**Exercise task**
In your copy, leave out the pictures; write out all the data exactly.

**Material**
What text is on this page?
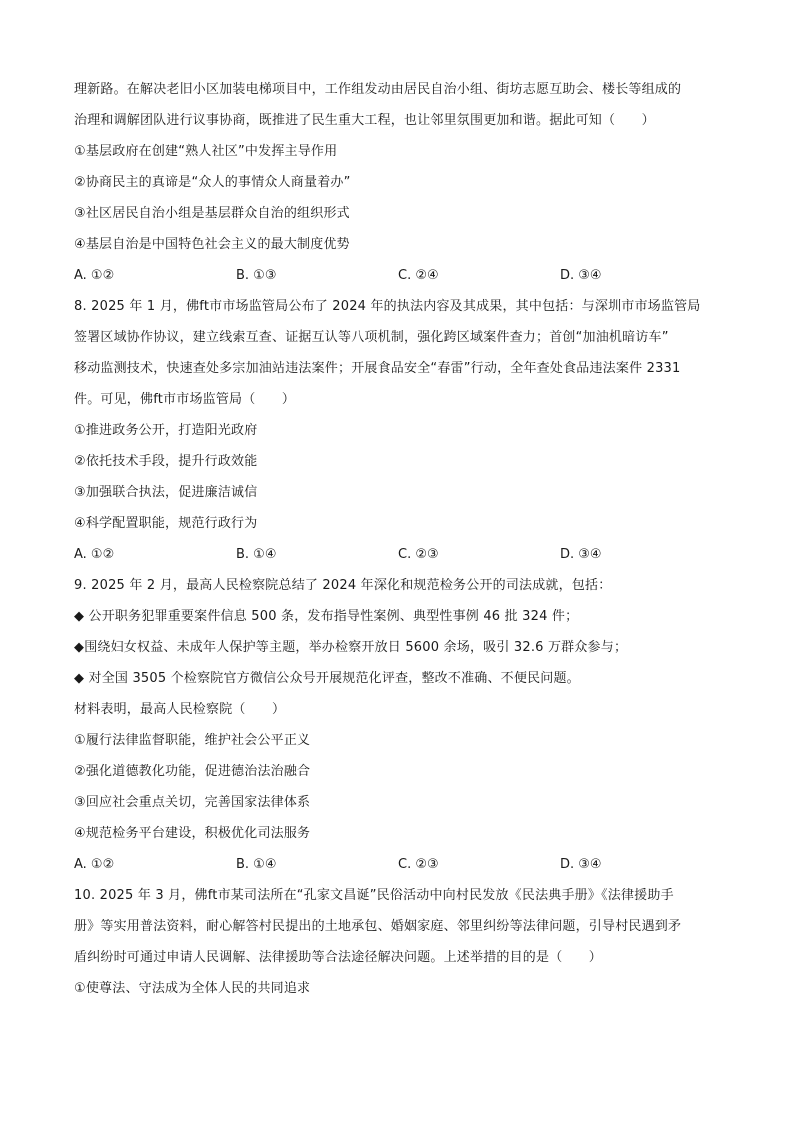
理新路。在解决老旧小区加装电梯项目中，工作组发动由居民自治小组、街坊志愿互助会、楼长等组成的
治理和调解团队进行议事协商，既推进了民生重大工程，也让邻里氛围更加和谐。据此可知（　　）
①基层政府在创建“熟人社区”中发挥主导作用
②协商民主的真谛是“众人的事情众人商量着办”
③社区居民自治小组是基层群众自治的组织形式
④基层自治是中国特色社会主义的最大制度优势
A. ①②	B. ①③	C. ②④	D. ③④
8. 2025 年 1 月，佛ft市市场监管局公布了 2024 年的执法内容及其成果，其中包括：与深圳市市场监管局
签署区域协作协议，建立线索互查、证据互认等八项机制，强化跨区域案件查力；首创“加油机暗访车”
移动监测技术，快速查处多宗加油站违法案件；开展食品安全“春雷”行动，全年查处食品违法案件 2331
件。可见，佛ft市市场监管局（　　）
①推进政务公开，打造阳光政府
②依托技术手段，提升行政效能
③加强联合执法，促进廉洁诚信
④科学配置职能，规范行政行为
A. ①②	B. ①④	C. ②③	D. ③④
9. 2025 年 2 月，最高人民检察院总结了 2024 年深化和规范检务公开的司法成就，包括：
◆ 公开职务犯罪重要案件信息 500 条，发布指导性案例、典型性事例 46 批 324 件；
◆围绕妇女权益、未成年人保护等主题，举办检察开放日 5600 余场，吸引 32.6 万群众参与；
◆ 对全国 3505 个检察院官方微信公众号开展规范化评查，整改不准确、不便民问题。
材料表明，最高人民检察院（　　）
①履行法律监督职能，维护社会公平正义
②强化道德教化功能，促进德治法治融合
③回应社会重点关切，完善国家法律体系
④规范检务平台建设，积极优化司法服务
A. ①②	B. ①④	C. ②③	D. ③④
10. 2025 年 3 月，佛ft市某司法所在“孔家文昌诞”民俗活动中向村民发放《民法典手册》《法律援助手
册》等实用普法资料，耐心解答村民提出的土地承包、婚姻家庭、邻里纠纷等法律问题，引导村民遇到矛
盾纠纷时可通过申请人民调解、法律援助等合法途径解决问题。上述举措的目的是（　　）
①使尊法、守法成为全体人民的共同追求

**Full response**
What text is on this page?
理新路。在解决老旧小区加装电梯项目中，工作组发动由居民自治小组、街坊志愿互助会、楼长等组成的
治理和调解团队进行议事协商，既推进了民生重大工程，也让邻里氛围更加和谐。据此可知（　　）
①基层政府在创建“熟人社区”中发挥主导作用
②协商民主的真谛是“众人的事情众人商量着办”
③社区居民自治小组是基层群众自治的组织形式
④基层自治是中国特色社会主义的最大制度优势
A. ①②	B. ①③	C. ②④	D. ③④
8. 2025 年 1 月，佛ft市市场监管局公布了 2024 年的执法内容及其成果，其中包括：与深圳市市场监管局
签署区域协作协议，建立线索互查、证据互认等八项机制，强化跨区域案件查力；首创“加油机暗访车”
移动监测技术，快速查处多宗加油站违法案件；开展食品安全“春雷”行动，全年查处食品违法案件 2331
件。可见，佛ft市市场监管局（　　）
①推进政务公开，打造阳光政府
②依托技术手段，提升行政效能
③加强联合执法，促进廉洁诚信
④科学配置职能，规范行政行为
A. ①②	B. ①④	C. ②③	D. ③④
9. 2025 年 2 月，最高人民检察院总结了 2024 年深化和规范检务公开的司法成就，包括：
◆ 公开职务犯罪重要案件信息 500 条，发布指导性案例、典型性事例 46 批 324 件；
◆围绕妇女权益、未成年人保护等主题，举办检察开放日 5600 余场，吸引 32.6 万群众参与；
◆ 对全国 3505 个检察院官方微信公众号开展规范化评查，整改不准确、不便民问题。
材料表明，最高人民检察院（　　）
①履行法律监督职能，维护社会公平正义
②强化道德教化功能，促进德治法治融合
③回应社会重点关切，完善国家法律体系
④规范检务平台建设，积极优化司法服务
A. ①②	B. ①④	C. ②③	D. ③④
10. 2025 年 3 月，佛ft市某司法所在“孔家文昌诞”民俗活动中向村民发放《民法典手册》《法律援助手
册》等实用普法资料，耐心解答村民提出的土地承包、婚姻家庭、邻里纠纷等法律问题，引导村民遇到矛
盾纠纷时可通过申请人民调解、法律援助等合法途径解决问题。上述举措的目的是（　　）
①使尊法、守法成为全体人民的共同追求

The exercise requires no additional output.